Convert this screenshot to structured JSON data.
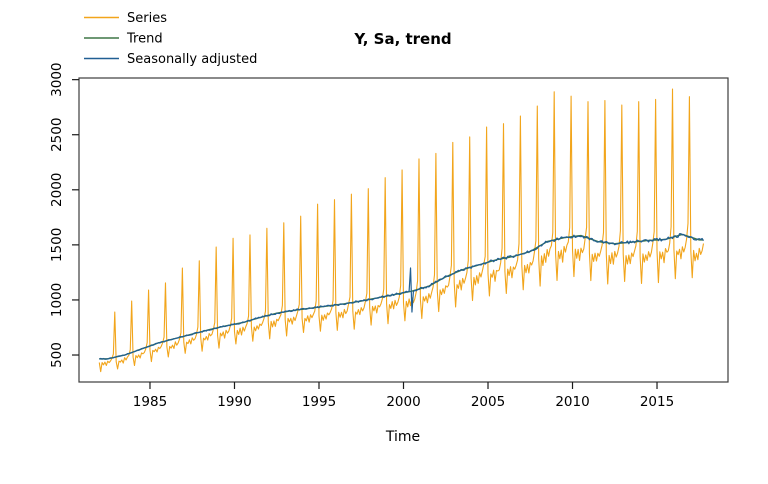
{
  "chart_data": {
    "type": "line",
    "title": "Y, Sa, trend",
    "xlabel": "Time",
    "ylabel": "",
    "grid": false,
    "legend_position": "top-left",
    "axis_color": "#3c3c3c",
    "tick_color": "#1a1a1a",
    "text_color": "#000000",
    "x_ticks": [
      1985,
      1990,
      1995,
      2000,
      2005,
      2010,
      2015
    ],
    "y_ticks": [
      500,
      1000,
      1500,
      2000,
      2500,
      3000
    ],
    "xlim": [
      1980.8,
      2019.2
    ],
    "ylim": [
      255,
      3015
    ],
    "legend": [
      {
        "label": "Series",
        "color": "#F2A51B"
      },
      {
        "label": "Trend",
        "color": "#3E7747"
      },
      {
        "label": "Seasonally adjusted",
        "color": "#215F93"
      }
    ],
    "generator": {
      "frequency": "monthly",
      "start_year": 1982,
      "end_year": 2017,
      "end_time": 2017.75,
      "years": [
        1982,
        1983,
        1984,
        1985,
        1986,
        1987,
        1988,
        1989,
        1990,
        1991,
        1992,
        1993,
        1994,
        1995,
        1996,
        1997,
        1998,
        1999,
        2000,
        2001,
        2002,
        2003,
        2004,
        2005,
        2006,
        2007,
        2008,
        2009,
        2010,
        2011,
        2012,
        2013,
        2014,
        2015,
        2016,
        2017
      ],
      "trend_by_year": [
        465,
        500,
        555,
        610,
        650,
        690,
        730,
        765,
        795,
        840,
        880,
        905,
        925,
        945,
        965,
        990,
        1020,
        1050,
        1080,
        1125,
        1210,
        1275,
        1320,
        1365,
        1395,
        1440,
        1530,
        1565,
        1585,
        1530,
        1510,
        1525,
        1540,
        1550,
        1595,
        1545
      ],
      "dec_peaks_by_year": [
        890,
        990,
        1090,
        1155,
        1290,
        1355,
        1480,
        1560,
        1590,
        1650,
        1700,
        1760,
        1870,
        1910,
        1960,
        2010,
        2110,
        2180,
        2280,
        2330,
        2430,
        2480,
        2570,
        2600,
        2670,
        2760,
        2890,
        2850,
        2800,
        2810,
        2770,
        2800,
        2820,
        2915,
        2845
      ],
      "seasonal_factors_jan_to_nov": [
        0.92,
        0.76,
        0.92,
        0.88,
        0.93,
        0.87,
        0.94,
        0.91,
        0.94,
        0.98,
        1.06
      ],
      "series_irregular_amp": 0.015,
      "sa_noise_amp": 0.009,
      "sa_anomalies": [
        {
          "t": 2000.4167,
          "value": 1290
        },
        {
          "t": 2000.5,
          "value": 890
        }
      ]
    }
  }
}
::::::::::
• **Task objective**: Copy out all the data without changing anything, and drop the pictures.

• **Solution to this exercise**:
Convert this screenshot to structured JSON data.
{
  "chart_data": {
    "type": "line",
    "title": "Y, Sa, trend",
    "xlabel": "Time",
    "ylabel": "",
    "grid": false,
    "legend_position": "top-left",
    "axis_color": "#3c3c3c",
    "tick_color": "#1a1a1a",
    "text_color": "#000000",
    "x_ticks": [
      1985,
      1990,
      1995,
      2000,
      2005,
      2010,
      2015
    ],
    "y_ticks": [
      500,
      1000,
      1500,
      2000,
      2500,
      3000
    ],
    "xlim": [
      1980.8,
      2019.2
    ],
    "ylim": [
      255,
      3015
    ],
    "legend": [
      {
        "label": "Series",
        "color": "#F2A51B"
      },
      {
        "label": "Trend",
        "color": "#3E7747"
      },
      {
        "label": "Seasonally adjusted",
        "color": "#215F93"
      }
    ],
    "generator": {
      "frequency": "monthly",
      "start_year": 1982,
      "end_year": 2017,
      "end_time": 2017.75,
      "years": [
        1982,
        1983,
        1984,
        1985,
        1986,
        1987,
        1988,
        1989,
        1990,
        1991,
        1992,
        1993,
        1994,
        1995,
        1996,
        1997,
        1998,
        1999,
        2000,
        2001,
        2002,
        2003,
        2004,
        2005,
        2006,
        2007,
        2008,
        2009,
        2010,
        2011,
        2012,
        2013,
        2014,
        2015,
        2016,
        2017
      ],
      "trend_by_year": [
        465,
        500,
        555,
        610,
        650,
        690,
        730,
        765,
        795,
        840,
        880,
        905,
        925,
        945,
        965,
        990,
        1020,
        1050,
        1080,
        1125,
        1210,
        1275,
        1320,
        1365,
        1395,
        1440,
        1530,
        1565,
        1585,
        1530,
        1510,
        1525,
        1540,
        1550,
        1595,
        1545
      ],
      "dec_peaks_by_year": [
        890,
        990,
        1090,
        1155,
        1290,
        1355,
        1480,
        1560,
        1590,
        1650,
        1700,
        1760,
        1870,
        1910,
        1960,
        2010,
        2110,
        2180,
        2280,
        2330,
        2430,
        2480,
        2570,
        2600,
        2670,
        2760,
        2890,
        2850,
        2800,
        2810,
        2770,
        2800,
        2820,
        2915,
        2845
      ],
      "seasonal_factors_jan_to_nov": [
        0.92,
        0.76,
        0.92,
        0.88,
        0.93,
        0.87,
        0.94,
        0.91,
        0.94,
        0.98,
        1.06
      ],
      "series_irregular_amp": 0.015,
      "sa_noise_amp": 0.009,
      "sa_anomalies": [
        {
          "t": 2000.4167,
          "value": 1290
        },
        {
          "t": 2000.5,
          "value": 890
        }
      ]
    }
  }
}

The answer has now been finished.